_Task requirements_
Exactness is required throughout. Return every record once more.

_Source material_
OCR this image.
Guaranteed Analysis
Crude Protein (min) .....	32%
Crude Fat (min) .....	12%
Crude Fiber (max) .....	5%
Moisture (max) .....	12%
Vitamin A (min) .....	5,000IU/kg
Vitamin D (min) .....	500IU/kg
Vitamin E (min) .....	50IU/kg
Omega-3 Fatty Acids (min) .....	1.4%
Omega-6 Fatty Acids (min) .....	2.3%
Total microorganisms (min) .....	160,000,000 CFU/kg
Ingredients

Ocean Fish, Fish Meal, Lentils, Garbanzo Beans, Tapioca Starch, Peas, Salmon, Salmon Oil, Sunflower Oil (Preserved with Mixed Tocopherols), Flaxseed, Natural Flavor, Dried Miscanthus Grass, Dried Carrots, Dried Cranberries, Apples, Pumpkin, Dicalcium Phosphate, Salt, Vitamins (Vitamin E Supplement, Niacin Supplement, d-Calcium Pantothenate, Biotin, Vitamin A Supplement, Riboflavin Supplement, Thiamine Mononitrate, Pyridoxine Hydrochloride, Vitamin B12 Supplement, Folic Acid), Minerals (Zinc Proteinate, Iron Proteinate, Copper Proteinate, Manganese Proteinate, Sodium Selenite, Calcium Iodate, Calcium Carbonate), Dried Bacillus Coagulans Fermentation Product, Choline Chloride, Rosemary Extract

_Task solution_
OCR this image.
Guaranteed Analysis
Crude Protein (min) .....	32%
Crude Fat (min) .....	12%
Crude Fiber (max) .....	5%
Moisture (max) .....	12%
Vitamin A (min) .....	5,000IU/kg
Vitamin D (min) .....	500IU/kg
Vitamin E (min) .....	50IU/kg
Omega-3 Fatty Acids (min) .....	1.4%
Omega-6 Fatty Acids (min) .....	2.3%
Total microorganisms (min) .....	160,000,000 CFU/kg
Ingredients

Ocean Fish, Fish Meal, Lentils, Garbanzo Beans, Tapioca Starch, Peas, Salmon, Salmon Oil, Sunflower Oil (Preserved with Mixed Tocopherols), Flaxseed, Natural Flavor, Dried Miscanthus Grass, Dried Carrots, Dried Cranberries, Apples, Pumpkin, Dicalcium Phosphate, Salt, Vitamins (Vitamin E Supplement, Niacin Supplement, d-Calcium Pantothenate, Biotin, Vitamin A Supplement, Riboflavin Supplement, Thiamine Mononitrate, Pyridoxine Hydrochloride, Vitamin B12 Supplement, Folic Acid), Minerals (Zinc Proteinate, Iron Proteinate, Copper Proteinate, Manganese Proteinate, Sodium Selenite, Calcium Iodate, Calcium Carbonate), Dried Bacillus Coagulans Fermentation Product, Choline Chloride, Rosemary Extract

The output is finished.